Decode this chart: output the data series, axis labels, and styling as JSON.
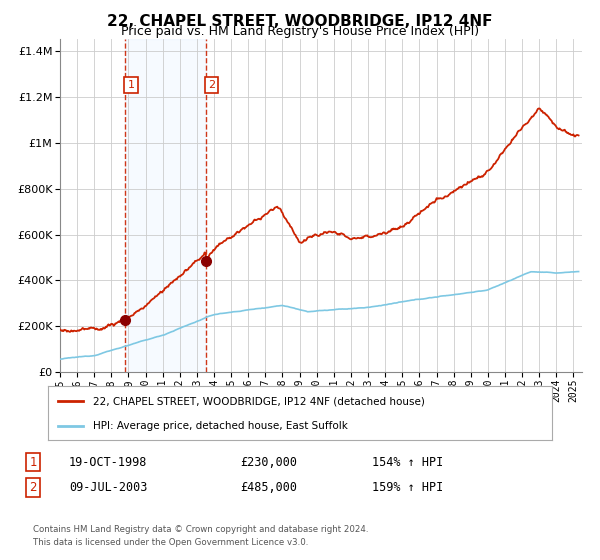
{
  "title": "22, CHAPEL STREET, WOODBRIDGE, IP12 4NF",
  "subtitle": "Price paid vs. HM Land Registry's House Price Index (HPI)",
  "title_fontsize": 11,
  "subtitle_fontsize": 9,
  "ylim": [
    0,
    1450000
  ],
  "xlim_start": 1995.0,
  "xlim_end": 2025.5,
  "background_color": "#ffffff",
  "plot_bg_color": "#ffffff",
  "grid_color": "#cccccc",
  "sale1_year": 1998.8,
  "sale1_price": 230000,
  "sale2_year": 2003.52,
  "sale2_price": 485000,
  "sale1_label": "1",
  "sale2_label": "2",
  "sale1_date": "19-OCT-1998",
  "sale1_price_str": "£230,000",
  "sale1_pct": "154% ↑ HPI",
  "sale2_date": "09-JUL-2003",
  "sale2_price_str": "£485,000",
  "sale2_pct": "159% ↑ HPI",
  "legend_line1": "22, CHAPEL STREET, WOODBRIDGE, IP12 4NF (detached house)",
  "legend_line2": "HPI: Average price, detached house, East Suffolk",
  "footer1": "Contains HM Land Registry data © Crown copyright and database right 2024.",
  "footer2": "This data is licensed under the Open Government Licence v3.0.",
  "hpi_color": "#7ec8e3",
  "price_color": "#cc2200",
  "shade_color": "#ddeeff",
  "marker_color": "#8b0000",
  "dashed_color": "#cc2200",
  "label_box_color": "#cc2200"
}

Set problem:
Every line in the data that holds "WOODBRIDGE" should be copied out.

Task result:
  "title": "22, CHAPEL STREET, WOODBRIDGE, IP12 4NF",
  "legend_line1": "22, CHAPEL STREET, WOODBRIDGE, IP12 4NF (detached house)",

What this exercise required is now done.